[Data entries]
────────────────────────────────────────

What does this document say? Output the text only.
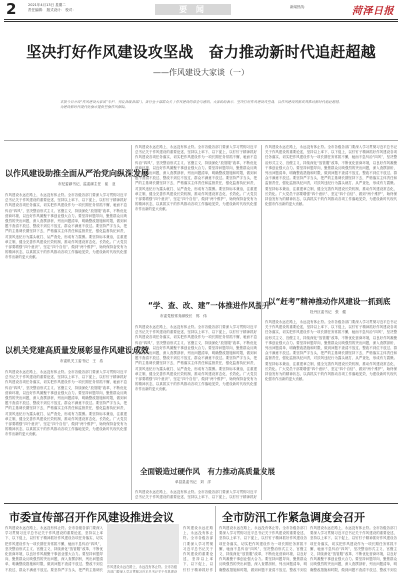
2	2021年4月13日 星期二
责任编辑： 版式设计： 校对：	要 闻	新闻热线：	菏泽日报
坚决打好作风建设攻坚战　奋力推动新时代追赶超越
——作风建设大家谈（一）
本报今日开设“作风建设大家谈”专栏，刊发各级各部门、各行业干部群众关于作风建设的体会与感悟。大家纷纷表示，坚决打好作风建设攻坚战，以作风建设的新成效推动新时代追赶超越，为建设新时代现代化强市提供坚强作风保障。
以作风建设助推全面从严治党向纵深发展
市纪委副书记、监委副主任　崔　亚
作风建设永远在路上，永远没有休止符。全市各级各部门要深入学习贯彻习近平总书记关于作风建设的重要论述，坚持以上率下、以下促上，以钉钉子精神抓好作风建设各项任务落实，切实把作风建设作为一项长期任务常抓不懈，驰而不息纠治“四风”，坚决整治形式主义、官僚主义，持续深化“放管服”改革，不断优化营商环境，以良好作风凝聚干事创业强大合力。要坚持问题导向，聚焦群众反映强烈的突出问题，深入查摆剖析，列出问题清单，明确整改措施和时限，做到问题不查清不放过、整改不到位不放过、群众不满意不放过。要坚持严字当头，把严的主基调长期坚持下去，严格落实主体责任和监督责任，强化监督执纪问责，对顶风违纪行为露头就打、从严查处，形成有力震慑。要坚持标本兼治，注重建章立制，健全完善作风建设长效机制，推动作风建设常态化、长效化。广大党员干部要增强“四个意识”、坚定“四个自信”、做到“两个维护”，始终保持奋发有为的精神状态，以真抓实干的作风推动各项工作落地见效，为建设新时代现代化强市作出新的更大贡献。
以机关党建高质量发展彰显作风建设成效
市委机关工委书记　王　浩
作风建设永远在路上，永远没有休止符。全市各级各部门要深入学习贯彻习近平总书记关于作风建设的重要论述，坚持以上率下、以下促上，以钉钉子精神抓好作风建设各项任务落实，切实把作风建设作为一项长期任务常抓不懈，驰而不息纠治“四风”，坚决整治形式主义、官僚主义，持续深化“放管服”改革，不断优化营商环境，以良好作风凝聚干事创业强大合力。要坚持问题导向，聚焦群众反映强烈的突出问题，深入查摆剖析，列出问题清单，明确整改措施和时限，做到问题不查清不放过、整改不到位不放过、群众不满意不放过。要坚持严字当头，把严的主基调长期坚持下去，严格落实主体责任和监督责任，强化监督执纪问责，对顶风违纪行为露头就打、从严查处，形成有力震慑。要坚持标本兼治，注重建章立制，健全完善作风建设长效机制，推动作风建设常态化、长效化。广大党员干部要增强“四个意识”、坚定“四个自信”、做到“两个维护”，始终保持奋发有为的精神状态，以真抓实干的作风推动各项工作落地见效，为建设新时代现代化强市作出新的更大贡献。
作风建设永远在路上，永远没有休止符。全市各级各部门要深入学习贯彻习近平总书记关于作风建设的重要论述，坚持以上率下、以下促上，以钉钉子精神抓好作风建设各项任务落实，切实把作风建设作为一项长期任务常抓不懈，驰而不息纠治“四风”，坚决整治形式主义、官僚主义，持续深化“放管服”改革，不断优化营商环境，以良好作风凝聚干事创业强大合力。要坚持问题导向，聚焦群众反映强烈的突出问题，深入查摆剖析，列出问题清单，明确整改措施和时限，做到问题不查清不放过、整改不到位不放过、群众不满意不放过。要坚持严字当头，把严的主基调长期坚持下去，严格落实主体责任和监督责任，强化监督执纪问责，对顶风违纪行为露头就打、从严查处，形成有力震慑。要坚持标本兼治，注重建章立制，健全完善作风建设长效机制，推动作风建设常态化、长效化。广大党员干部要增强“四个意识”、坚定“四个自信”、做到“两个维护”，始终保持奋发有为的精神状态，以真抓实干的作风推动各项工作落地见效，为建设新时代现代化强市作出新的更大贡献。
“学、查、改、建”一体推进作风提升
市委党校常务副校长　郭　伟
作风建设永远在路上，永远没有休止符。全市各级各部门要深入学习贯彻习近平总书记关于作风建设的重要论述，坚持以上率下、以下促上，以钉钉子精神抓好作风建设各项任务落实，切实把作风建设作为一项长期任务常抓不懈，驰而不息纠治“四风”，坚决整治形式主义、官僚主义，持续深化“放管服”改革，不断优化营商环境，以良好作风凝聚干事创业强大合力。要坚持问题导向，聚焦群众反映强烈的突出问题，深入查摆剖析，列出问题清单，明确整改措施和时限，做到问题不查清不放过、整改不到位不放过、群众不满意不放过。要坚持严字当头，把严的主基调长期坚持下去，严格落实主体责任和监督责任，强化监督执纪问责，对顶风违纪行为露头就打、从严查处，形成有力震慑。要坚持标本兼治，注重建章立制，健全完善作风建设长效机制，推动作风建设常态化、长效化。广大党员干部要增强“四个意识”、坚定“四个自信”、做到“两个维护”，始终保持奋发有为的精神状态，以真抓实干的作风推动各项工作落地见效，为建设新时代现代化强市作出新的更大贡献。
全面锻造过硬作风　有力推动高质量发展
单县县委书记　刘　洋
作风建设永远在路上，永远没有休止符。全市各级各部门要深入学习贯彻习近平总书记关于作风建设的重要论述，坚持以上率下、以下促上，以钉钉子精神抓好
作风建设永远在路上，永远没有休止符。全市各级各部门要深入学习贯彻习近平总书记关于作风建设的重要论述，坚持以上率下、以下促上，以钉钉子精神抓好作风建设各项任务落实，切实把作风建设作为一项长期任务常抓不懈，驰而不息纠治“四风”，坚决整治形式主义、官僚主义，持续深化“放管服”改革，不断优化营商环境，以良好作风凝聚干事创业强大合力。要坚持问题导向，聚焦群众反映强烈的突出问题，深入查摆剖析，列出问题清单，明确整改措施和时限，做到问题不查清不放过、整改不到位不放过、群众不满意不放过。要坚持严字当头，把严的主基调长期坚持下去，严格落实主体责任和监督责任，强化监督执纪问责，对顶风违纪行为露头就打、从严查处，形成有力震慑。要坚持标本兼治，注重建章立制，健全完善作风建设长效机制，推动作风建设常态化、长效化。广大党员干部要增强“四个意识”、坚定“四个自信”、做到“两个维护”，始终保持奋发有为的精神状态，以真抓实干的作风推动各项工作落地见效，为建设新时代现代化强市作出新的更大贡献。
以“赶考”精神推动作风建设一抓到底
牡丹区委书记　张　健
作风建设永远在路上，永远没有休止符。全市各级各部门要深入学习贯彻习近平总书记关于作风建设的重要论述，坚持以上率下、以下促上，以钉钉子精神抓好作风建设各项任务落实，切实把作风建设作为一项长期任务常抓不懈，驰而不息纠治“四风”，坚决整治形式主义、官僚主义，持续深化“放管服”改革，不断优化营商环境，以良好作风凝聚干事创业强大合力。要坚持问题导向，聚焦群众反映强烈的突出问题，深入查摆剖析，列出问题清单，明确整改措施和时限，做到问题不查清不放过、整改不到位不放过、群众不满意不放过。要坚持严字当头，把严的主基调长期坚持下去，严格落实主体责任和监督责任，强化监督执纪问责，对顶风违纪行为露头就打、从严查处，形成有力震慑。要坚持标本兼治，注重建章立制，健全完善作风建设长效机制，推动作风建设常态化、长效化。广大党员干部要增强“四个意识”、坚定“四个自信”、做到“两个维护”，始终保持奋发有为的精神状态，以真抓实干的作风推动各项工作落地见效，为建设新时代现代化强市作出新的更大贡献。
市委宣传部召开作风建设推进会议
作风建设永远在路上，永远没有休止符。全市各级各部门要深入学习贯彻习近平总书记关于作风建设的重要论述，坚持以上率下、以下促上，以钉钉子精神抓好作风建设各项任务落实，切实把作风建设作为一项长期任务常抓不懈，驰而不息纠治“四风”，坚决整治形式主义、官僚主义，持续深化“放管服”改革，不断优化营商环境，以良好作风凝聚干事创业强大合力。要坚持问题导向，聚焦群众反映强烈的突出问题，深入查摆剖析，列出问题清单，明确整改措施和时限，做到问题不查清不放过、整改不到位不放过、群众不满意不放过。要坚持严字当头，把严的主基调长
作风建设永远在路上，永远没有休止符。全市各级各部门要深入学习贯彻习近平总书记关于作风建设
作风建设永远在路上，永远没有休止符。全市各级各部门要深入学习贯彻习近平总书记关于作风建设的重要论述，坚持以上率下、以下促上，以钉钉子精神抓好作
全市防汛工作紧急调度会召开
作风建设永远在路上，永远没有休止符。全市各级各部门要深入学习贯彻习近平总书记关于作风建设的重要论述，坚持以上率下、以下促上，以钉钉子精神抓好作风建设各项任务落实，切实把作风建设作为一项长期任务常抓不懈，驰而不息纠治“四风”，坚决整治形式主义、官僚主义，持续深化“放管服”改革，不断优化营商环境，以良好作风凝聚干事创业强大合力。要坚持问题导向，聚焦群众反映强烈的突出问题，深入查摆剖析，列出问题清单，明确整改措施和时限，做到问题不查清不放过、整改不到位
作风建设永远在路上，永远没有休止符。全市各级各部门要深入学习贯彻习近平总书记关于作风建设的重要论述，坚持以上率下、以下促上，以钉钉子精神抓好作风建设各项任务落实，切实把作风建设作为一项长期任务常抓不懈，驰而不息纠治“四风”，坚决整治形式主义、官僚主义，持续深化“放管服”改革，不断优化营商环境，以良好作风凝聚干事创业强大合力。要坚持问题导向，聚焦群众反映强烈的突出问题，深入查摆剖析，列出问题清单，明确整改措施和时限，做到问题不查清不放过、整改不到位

────────────────────────────────────────

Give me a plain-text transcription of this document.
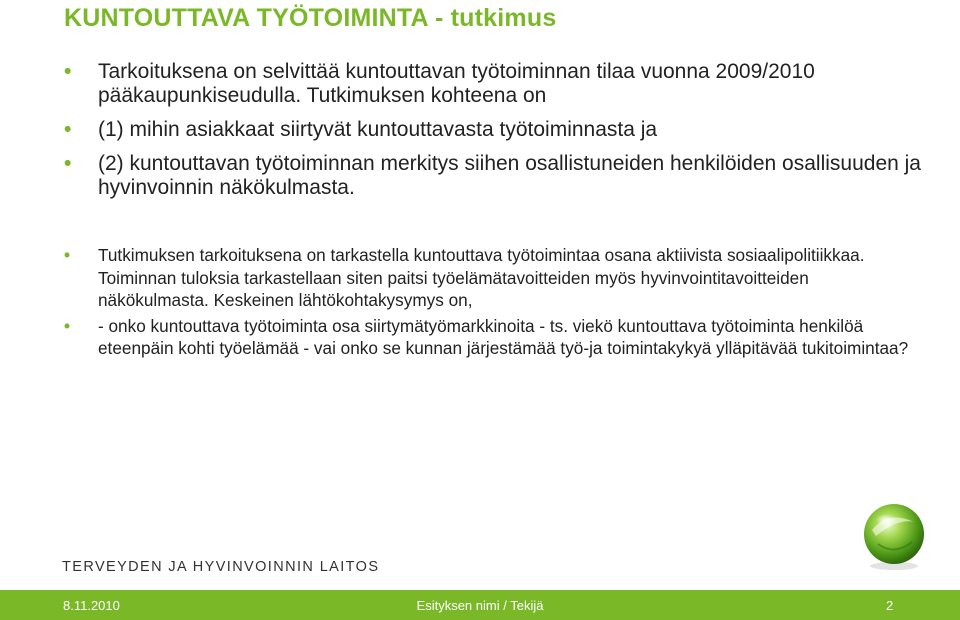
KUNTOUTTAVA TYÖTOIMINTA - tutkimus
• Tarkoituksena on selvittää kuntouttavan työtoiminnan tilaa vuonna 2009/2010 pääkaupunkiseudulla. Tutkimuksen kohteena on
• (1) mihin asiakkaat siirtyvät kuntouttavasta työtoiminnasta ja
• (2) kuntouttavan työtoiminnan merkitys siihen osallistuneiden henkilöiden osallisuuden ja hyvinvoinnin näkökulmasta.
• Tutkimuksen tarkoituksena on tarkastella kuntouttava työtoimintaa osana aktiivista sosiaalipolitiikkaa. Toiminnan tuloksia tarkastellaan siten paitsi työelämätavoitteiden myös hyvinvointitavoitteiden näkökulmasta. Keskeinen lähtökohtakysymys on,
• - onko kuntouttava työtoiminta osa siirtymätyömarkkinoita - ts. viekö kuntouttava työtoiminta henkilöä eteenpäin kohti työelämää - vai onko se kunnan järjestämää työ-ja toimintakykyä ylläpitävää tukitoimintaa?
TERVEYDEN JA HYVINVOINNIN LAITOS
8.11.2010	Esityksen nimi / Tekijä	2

────────────────────────────────────────

> **What to do**:
Pick out every line above that contains the word "this" and copy it.

> **Finished exercise**:
What does this document say? Output the text only.
Give me a plain-text transcription of this document.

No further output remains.